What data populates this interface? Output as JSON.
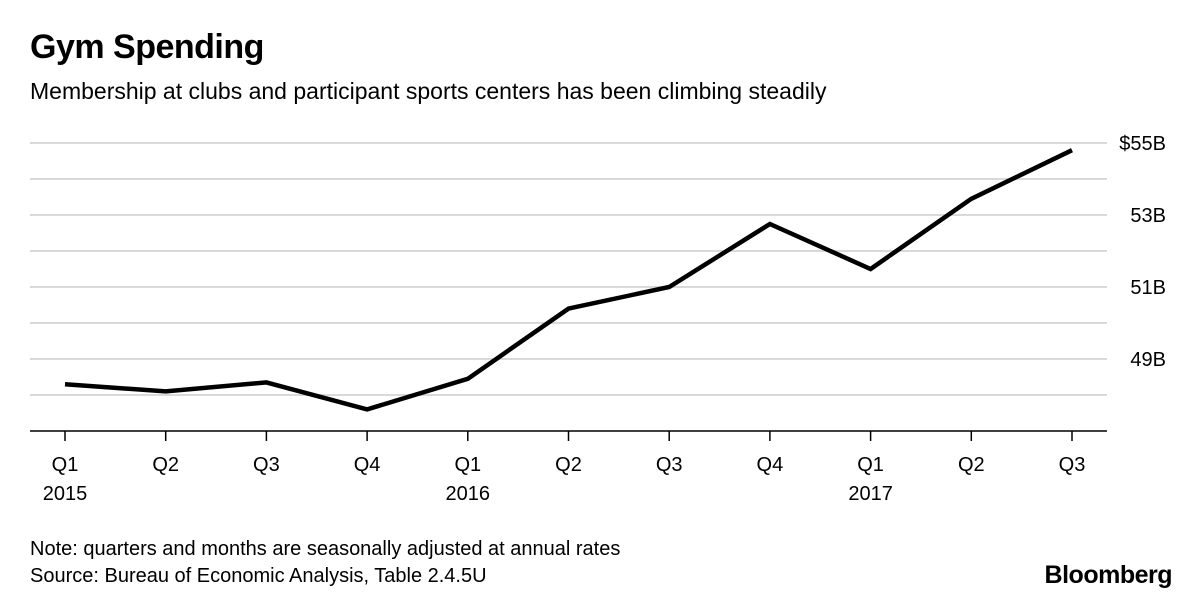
{
  "chart_data": {
    "type": "line",
    "title": "Gym Spending",
    "subtitle": "Membership at clubs and participant sports centers has been climbing steadily",
    "x_labels": [
      {
        "quarter": "Q1",
        "year": "2015"
      },
      {
        "quarter": "Q2",
        "year": ""
      },
      {
        "quarter": "Q3",
        "year": ""
      },
      {
        "quarter": "Q4",
        "year": ""
      },
      {
        "quarter": "Q1",
        "year": "2016"
      },
      {
        "quarter": "Q2",
        "year": ""
      },
      {
        "quarter": "Q3",
        "year": ""
      },
      {
        "quarter": "Q4",
        "year": ""
      },
      {
        "quarter": "Q1",
        "year": "2017"
      },
      {
        "quarter": "Q2",
        "year": ""
      },
      {
        "quarter": "Q3",
        "year": ""
      }
    ],
    "series": [
      {
        "values": [
          48.3,
          48.1,
          48.35,
          47.6,
          48.45,
          50.4,
          51.0,
          52.75,
          51.5,
          53.45,
          54.8
        ]
      }
    ],
    "ylim": [
      47,
      55
    ],
    "yticks": [
      {
        "value": 55,
        "label": "$55B"
      },
      {
        "value": 53,
        "label": "53B"
      },
      {
        "value": 51,
        "label": "51B"
      },
      {
        "value": 49,
        "label": "49B"
      }
    ],
    "gridlines": [
      48,
      49,
      50,
      51,
      52,
      53,
      54,
      55
    ],
    "grid": true,
    "line_color": "#000000",
    "grid_color": "#d9d9d9"
  },
  "footer": {
    "note": "Note: quarters and months are seasonally adjusted at annual rates",
    "source": "Source: Bureau of Economic Analysis,  Table 2.4.5U"
  },
  "brand": {
    "logo": "Bloomberg"
  }
}
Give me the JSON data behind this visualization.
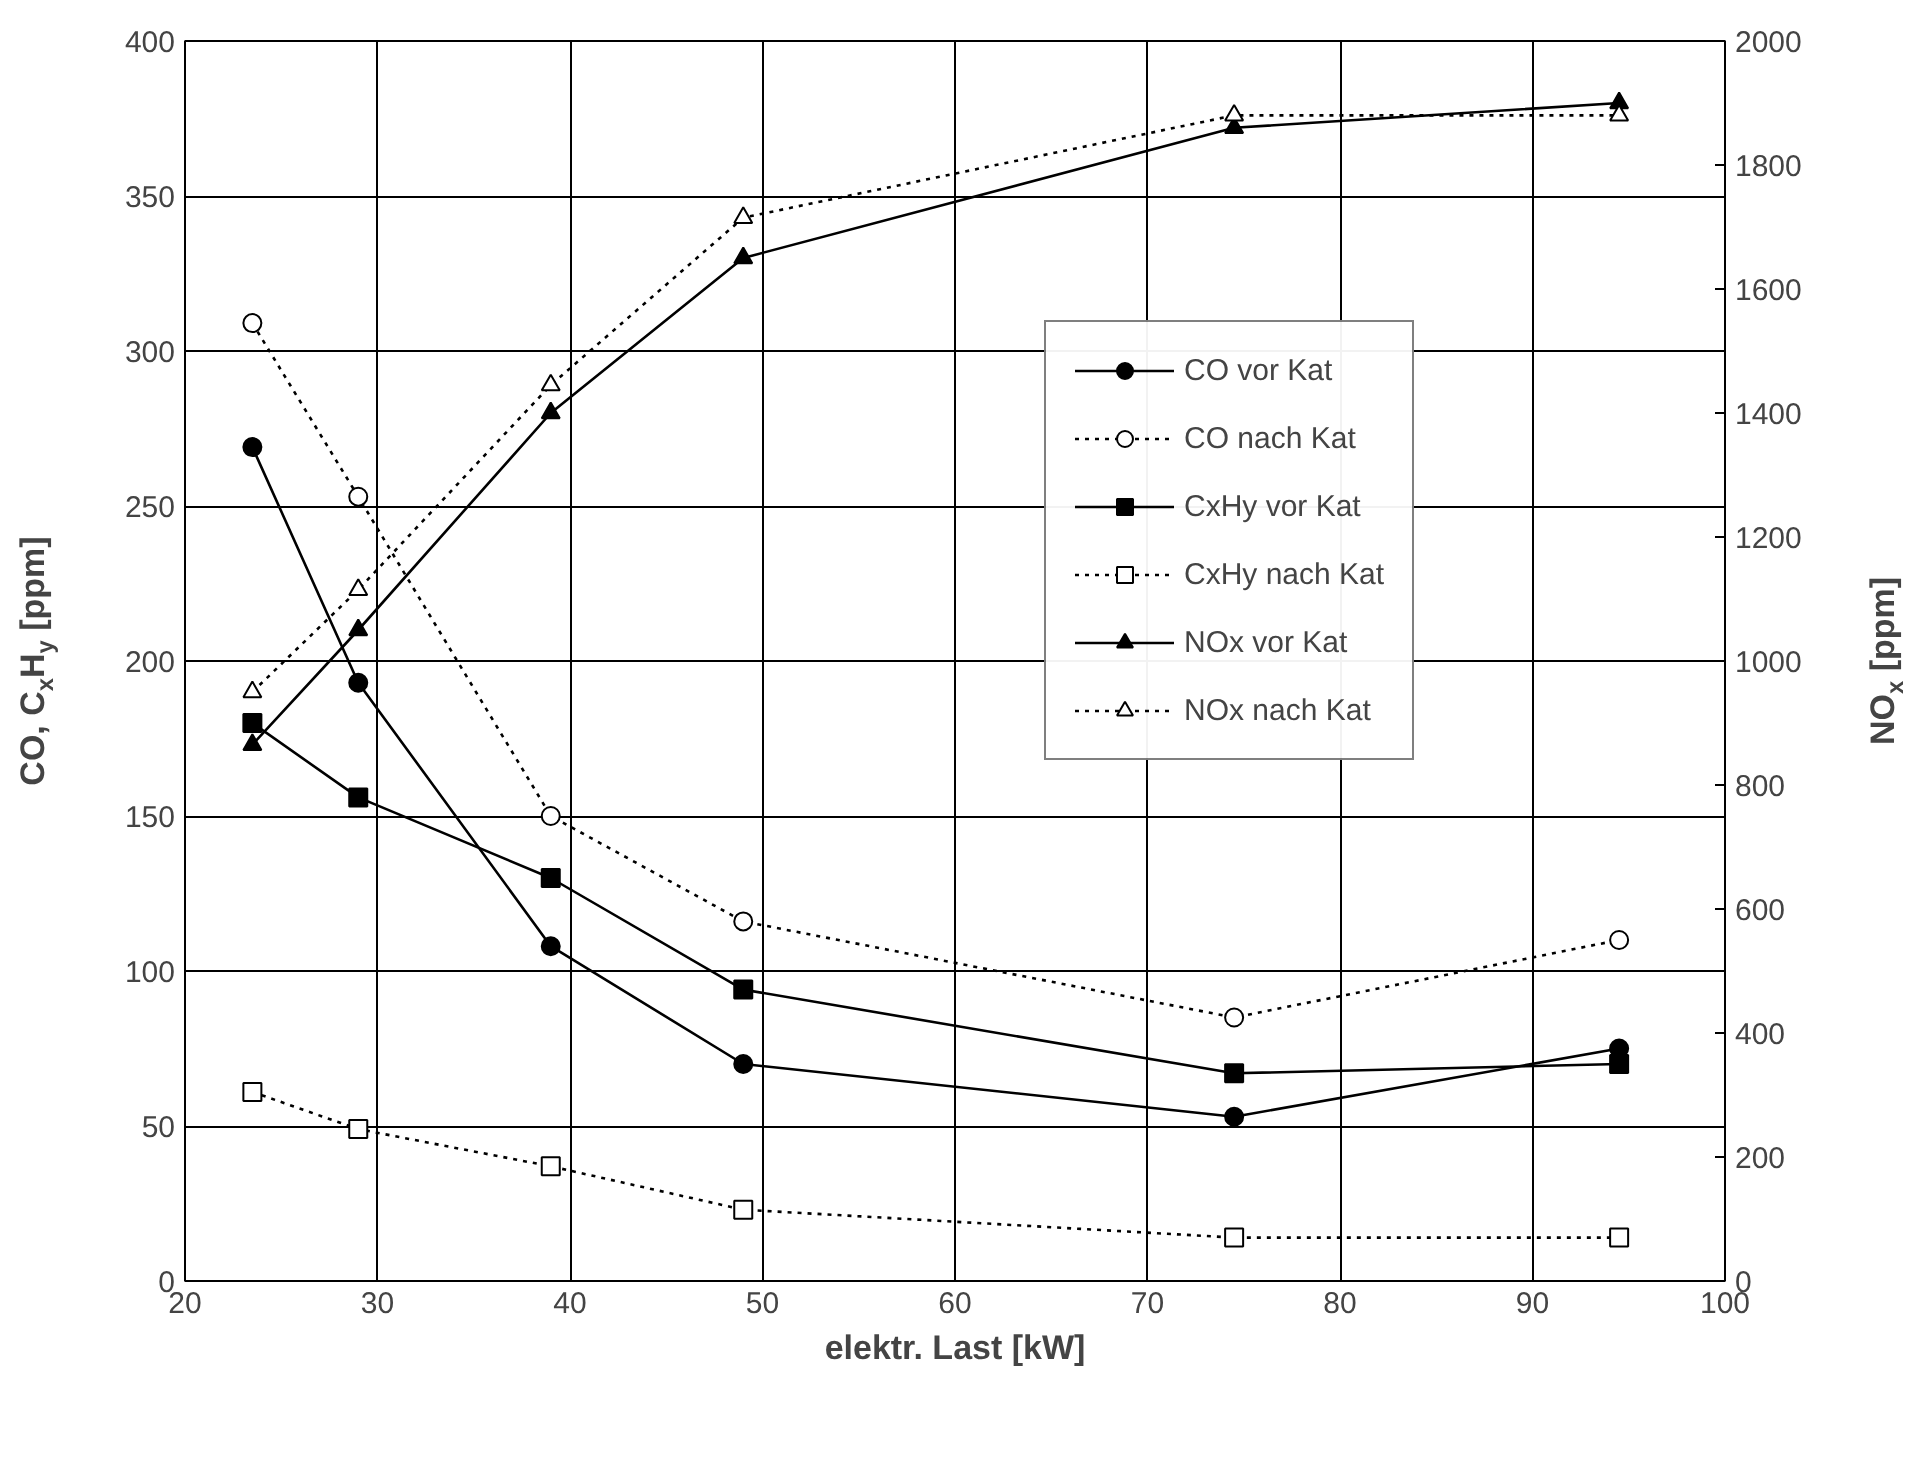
{
  "chart_data": {
    "type": "line",
    "xlabel": "elektr. Last [kW]",
    "ylabel": "CO, C$_{x}$H$_{y}$ [ppm]",
    "y2label": "NO$_{x}$ [ppm]",
    "xlim": [
      20,
      100
    ],
    "xticks": [
      20,
      30,
      40,
      50,
      60,
      70,
      80,
      90,
      100
    ],
    "ylim": [
      0,
      400
    ],
    "yticks": [
      0,
      50,
      100,
      150,
      200,
      250,
      300,
      350,
      400
    ],
    "y2lim": [
      0,
      2000
    ],
    "y2ticks": [
      0,
      200,
      400,
      600,
      800,
      1000,
      1200,
      1400,
      1600,
      1800,
      2000
    ],
    "grid": true,
    "legend": "right",
    "x": [
      23.5,
      29,
      39,
      49,
      74.5,
      94.5
    ],
    "series": [
      {
        "name": "CO vor Kat",
        "color": "#000000",
        "marker": "circle",
        "line_style": "solid",
        "values": [
          269,
          193,
          108,
          70,
          53,
          75
        ]
      },
      {
        "name": "CO nach Kat",
        "color": "#000000",
        "marker": "circle",
        "line_style": "dotted",
        "values": [
          309,
          253,
          150,
          116,
          85,
          110
        ]
      },
      {
        "name": "CxHy vor Kat",
        "color": "#000000",
        "marker": "square",
        "line_style": "solid",
        "values": [
          180,
          156,
          130,
          94,
          67,
          70
        ]
      },
      {
        "name": "CxHy nach Kat",
        "color": "#000000",
        "marker": "square",
        "line_style": "dotted",
        "values": [
          61,
          49,
          37,
          23,
          14,
          14
        ]
      },
      {
        "name": "NOx vor Kat",
        "color": "#000000",
        "marker": "triangle",
        "line_style": "solid",
        "axis": "y2",
        "values": [
          865,
          1050,
          1400,
          1650,
          1860,
          1900
        ]
      },
      {
        "name": "NOx nach Kat",
        "color": "#000000",
        "marker": "triangle",
        "line_style": "dotted",
        "axis": "y2",
        "values": [
          950,
          1115,
          1445,
          1715,
          1880,
          1880
        ]
      }
    ]
  }
}
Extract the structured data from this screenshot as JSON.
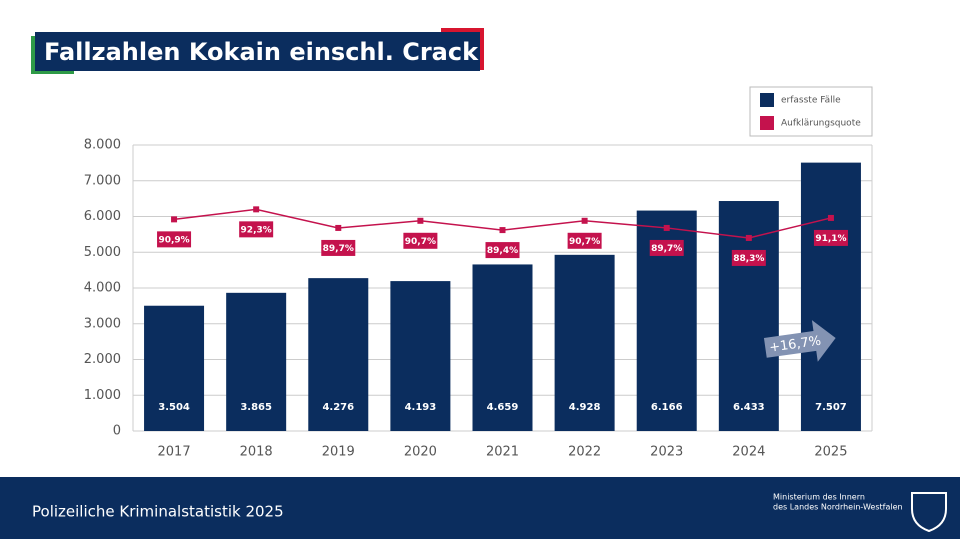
{
  "header": {
    "title": "Fallzahlen Kokain einschl. Crack"
  },
  "chart_data": {
    "type": "bar",
    "categories": [
      "2017",
      "2018",
      "2019",
      "2020",
      "2021",
      "2022",
      "2023",
      "2024",
      "2025"
    ],
    "series": [
      {
        "name": "erfasste Fälle",
        "color": "#0b2d5e",
        "values": [
          3504,
          3865,
          4276,
          4193,
          4659,
          4928,
          6166,
          6433,
          7507
        ],
        "value_labels": [
          "3.504",
          "3.865",
          "4.276",
          "4.193",
          "4.659",
          "4.928",
          "6.166",
          "6.433",
          "7.507"
        ]
      },
      {
        "name": "Aufklärungsquote",
        "type": "line",
        "axis": "y2",
        "color": "#c4124d",
        "values": [
          90.9,
          92.3,
          89.7,
          90.7,
          89.4,
          90.7,
          89.7,
          88.3,
          91.1
        ],
        "value_labels": [
          "90,9%",
          "92,3%",
          "89,7%",
          "90,7%",
          "89,4%",
          "90,7%",
          "89,7%",
          "88,3%",
          "91,1%"
        ]
      }
    ],
    "ylim": [
      0,
      8000
    ],
    "yticks": [
      0,
      {
        "value": 1000,
        "label": "1.000"
      },
      {
        "value": 2000,
        "label": "2.000"
      },
      {
        "value": 3000,
        "label": "3.000"
      },
      {
        "value": 4000,
        "label": "4.000"
      },
      {
        "value": 5000,
        "label": "5.000"
      },
      {
        "value": 6000,
        "label": "6.000"
      },
      {
        "value": 7000,
        "label": "7.000"
      },
      {
        "value": 8000,
        "label": "8.000"
      }
    ],
    "y2lim": [
      61.3,
      101.3
    ],
    "grid": true,
    "legend": "top-right",
    "annotations": [
      {
        "text": "+16,7%"
      }
    ]
  },
  "footer": {
    "title": "Polizeiliche Kriminalstatistik 2025",
    "ministry": [
      "Ministerium des Innern",
      "des Landes Nordrhein-Westfalen"
    ]
  }
}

◇ ◇ ◇ ◇

__EXERCISE AIM__
Without the pictures, write out every entry precisely as it appears.

__SOLUTION__
What data populates this interface? Output as JSON.
{
  "chart_data": {
    "type": "line",
    "title": "Gym Spending",
    "subtitle": "Membership at clubs and participant sports centers has been climbing steadily",
    "x_labels": [
      {
        "quarter": "Q1",
        "year": "2015"
      },
      {
        "quarter": "Q2",
        "year": ""
      },
      {
        "quarter": "Q3",
        "year": ""
      },
      {
        "quarter": "Q4",
        "year": ""
      },
      {
        "quarter": "Q1",
        "year": "2016"
      },
      {
        "quarter": "Q2",
        "year": ""
      },
      {
        "quarter": "Q3",
        "year": ""
      },
      {
        "quarter": "Q4",
        "year": ""
      },
      {
        "quarter": "Q1",
        "year": "2017"
      },
      {
        "quarter": "Q2",
        "year": ""
      },
      {
        "quarter": "Q3",
        "year": ""
      }
    ],
    "series": [
      {
        "values": [
          48.3,
          48.1,
          48.35,
          47.6,
          48.45,
          50.4,
          51.0,
          52.75,
          51.5,
          53.45,
          54.8
        ]
      }
    ],
    "ylim": [
      47,
      55
    ],
    "yticks": [
      {
        "value": 55,
        "label": "$55B"
      },
      {
        "value": 53,
        "label": "53B"
      },
      {
        "value": 51,
        "label": "51B"
      },
      {
        "value": 49,
        "label": "49B"
      }
    ],
    "gridlines": [
      48,
      49,
      50,
      51,
      52,
      53,
      54,
      55
    ],
    "grid": true,
    "line_color": "#000000",
    "grid_color": "#d9d9d9"
  },
  "footer": {
    "note": "Note: quarters and months are seasonally adjusted at annual rates",
    "source": "Source: Bureau of Economic Analysis,  Table 2.4.5U"
  },
  "brand": {
    "logo": "Bloomberg"
  }
}
Give me the JSON data behind this visualization.
{
  "chart_data": {
    "type": "line",
    "xlabel": "elektr. Last [kW]",
    "ylabel": "CO, C$_{x}$H$_{y}$ [ppm]",
    "y2label": "NO$_{x}$ [ppm]",
    "xlim": [
      20,
      100
    ],
    "xticks": [
      20,
      30,
      40,
      50,
      60,
      70,
      80,
      90,
      100
    ],
    "ylim": [
      0,
      400
    ],
    "yticks": [
      0,
      50,
      100,
      150,
      200,
      250,
      300,
      350,
      400
    ],
    "y2lim": [
      0,
      2000
    ],
    "y2ticks": [
      0,
      200,
      400,
      600,
      800,
      1000,
      1200,
      1400,
      1600,
      1800,
      2000
    ],
    "grid": true,
    "legend": "right",
    "x": [
      23.5,
      29,
      39,
      49,
      74.5,
      94.5
    ],
    "series": [
      {
        "name": "CO vor Kat",
        "color": "#000000",
        "marker": "circle",
        "line_style": "solid",
        "values": [
          269,
          193,
          108,
          70,
          53,
          75
        ]
      },
      {
        "name": "CO nach Kat",
        "color": "#000000",
        "marker": "circle",
        "line_style": "dotted",
        "values": [
          309,
          253,
          150,
          116,
          85,
          110
        ]
      },
      {
        "name": "CxHy vor Kat",
        "color": "#000000",
        "marker": "square",
        "line_style": "solid",
        "values": [
          180,
          156,
          130,
          94,
          67,
          70
        ]
      },
      {
        "name": "CxHy nach Kat",
        "color": "#000000",
        "marker": "square",
        "line_style": "dotted",
        "values": [
          61,
          49,
          37,
          23,
          14,
          14
        ]
      },
      {
        "name": "NOx vor Kat",
        "color": "#000000",
        "marker": "triangle",
        "line_style": "solid",
        "axis": "y2",
        "values": [
          865,
          1050,
          1400,
          1650,
          1860,
          1900
        ]
      },
      {
        "name": "NOx nach Kat",
        "color": "#000000",
        "marker": "triangle",
        "line_style": "dotted",
        "axis": "y2",
        "values": [
          950,
          1115,
          1445,
          1715,
          1880,
          1880
        ]
      }
    ]
  }
}
Extract the structured data from this screenshot as JSON.
{
  "header": {
    "title": "Fallzahlen Kokain einschl. Crack"
  },
  "chart_data": {
    "type": "bar",
    "categories": [
      "2017",
      "2018",
      "2019",
      "2020",
      "2021",
      "2022",
      "2023",
      "2024",
      "2025"
    ],
    "series": [
      {
        "name": "erfasste Fälle",
        "color": "#0b2d5e",
        "values": [
          3504,
          3865,
          4276,
          4193,
          4659,
          4928,
          6166,
          6433,
          7507
        ],
        "value_labels": [
          "3.504",
          "3.865",
          "4.276",
          "4.193",
          "4.659",
          "4.928",
          "6.166",
          "6.433",
          "7.507"
        ]
      },
      {
        "name": "Aufklärungsquote",
        "type": "line",
        "axis": "y2",
        "color": "#c4124d",
        "values": [
          90.9,
          92.3,
          89.7,
          90.7,
          89.4,
          90.7,
          89.7,
          88.3,
          91.1
        ],
        "value_labels": [
          "90,9%",
          "92,3%",
          "89,7%",
          "90,7%",
          "89,4%",
          "90,7%",
          "89,7%",
          "88,3%",
          "91,1%"
        ]
      }
    ],
    "ylim": [
      0,
      8000
    ],
    "yticks": [
      0,
      {
        "value": 1000,
        "label": "1.000"
      },
      {
        "value": 2000,
        "label": "2.000"
      },
      {
        "value": 3000,
        "label": "3.000"
      },
      {
        "value": 4000,
        "label": "4.000"
      },
      {
        "value": 5000,
        "label": "5.000"
      },
      {
        "value": 6000,
        "label": "6.000"
      },
      {
        "value": 7000,
        "label": "7.000"
      },
      {
        "value": 8000,
        "label": "8.000"
      }
    ],
    "y2lim": [
      61.3,
      101.3
    ],
    "grid": true,
    "legend": "top-right",
    "annotations": [
      {
        "text": "+16,7%"
      }
    ]
  },
  "footer": {
    "title": "Polizeiliche Kriminalstatistik 2025",
    "ministry": [
      "Ministerium des Innern",
      "des Landes Nordrhein-Westfalen"
    ]
  }
}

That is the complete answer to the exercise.